▶ [Task instructions]:
Reproduce each record exactly.
━━━
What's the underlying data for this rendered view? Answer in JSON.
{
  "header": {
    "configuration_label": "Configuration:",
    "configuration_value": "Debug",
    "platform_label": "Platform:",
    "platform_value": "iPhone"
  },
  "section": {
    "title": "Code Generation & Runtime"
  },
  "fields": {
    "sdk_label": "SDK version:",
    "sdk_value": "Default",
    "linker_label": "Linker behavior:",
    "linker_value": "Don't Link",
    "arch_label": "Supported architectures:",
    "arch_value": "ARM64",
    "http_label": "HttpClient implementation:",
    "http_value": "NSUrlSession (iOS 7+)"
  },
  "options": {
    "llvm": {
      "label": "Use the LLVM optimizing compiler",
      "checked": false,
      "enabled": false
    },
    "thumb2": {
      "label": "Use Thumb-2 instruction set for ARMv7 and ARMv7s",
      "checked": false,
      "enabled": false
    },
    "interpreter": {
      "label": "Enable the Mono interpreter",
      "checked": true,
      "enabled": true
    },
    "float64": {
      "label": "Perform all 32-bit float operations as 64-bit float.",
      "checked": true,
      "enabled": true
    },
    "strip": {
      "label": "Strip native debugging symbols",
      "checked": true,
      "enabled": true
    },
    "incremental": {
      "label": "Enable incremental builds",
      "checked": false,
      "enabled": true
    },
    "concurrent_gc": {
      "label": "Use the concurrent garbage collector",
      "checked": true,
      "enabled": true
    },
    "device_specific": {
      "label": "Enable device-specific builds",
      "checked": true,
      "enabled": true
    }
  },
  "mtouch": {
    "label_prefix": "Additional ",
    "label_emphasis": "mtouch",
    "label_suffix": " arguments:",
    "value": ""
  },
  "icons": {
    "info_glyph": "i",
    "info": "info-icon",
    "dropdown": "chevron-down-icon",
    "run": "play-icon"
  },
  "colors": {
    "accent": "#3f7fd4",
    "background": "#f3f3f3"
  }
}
━━━
▶ [Answer to this problem]:
What's the underlying data for this rendered view? Answer in JSON.
{
  "header": {
    "configuration_label": "Configuration:",
    "configuration_value": "Debug",
    "platform_label": "Platform:",
    "platform_value": "iPhone"
  },
  "section": {
    "title": "Code Generation & Runtime"
  },
  "fields": {
    "sdk_label": "SDK version:",
    "sdk_value": "Default",
    "linker_label": "Linker behavior:",
    "linker_value": "Don't Link",
    "arch_label": "Supported architectures:",
    "arch_value": "ARM64",
    "http_label": "HttpClient implementation:",
    "http_value": "NSUrlSession (iOS 7+)"
  },
  "options": {
    "llvm": {
      "label": "Use the LLVM optimizing compiler",
      "checked": false,
      "enabled": false
    },
    "thumb2": {
      "label": "Use Thumb-2 instruction set for ARMv7 and ARMv7s",
      "checked": false,
      "enabled": false
    },
    "interpreter": {
      "label": "Enable the Mono interpreter",
      "checked": true,
      "enabled": true
    },
    "float64": {
      "label": "Perform all 32-bit float operations as 64-bit float.",
      "checked": true,
      "enabled": true
    },
    "strip": {
      "label": "Strip native debugging symbols",
      "checked": true,
      "enabled": true
    },
    "incremental": {
      "label": "Enable incremental builds",
      "checked": false,
      "enabled": true
    },
    "concurrent_gc": {
      "label": "Use the concurrent garbage collector",
      "checked": true,
      "enabled": true
    },
    "device_specific": {
      "label": "Enable device-specific builds",
      "checked": true,
      "enabled": true
    }
  },
  "mtouch": {
    "label_prefix": "Additional ",
    "label_emphasis": "mtouch",
    "label_suffix": " arguments:",
    "value": ""
  },
  "icons": {
    "info_glyph": "i",
    "info": "info-icon",
    "dropdown": "chevron-down-icon",
    "run": "play-icon"
  },
  "colors": {
    "accent": "#3f7fd4",
    "background": "#f3f3f3"
  }
}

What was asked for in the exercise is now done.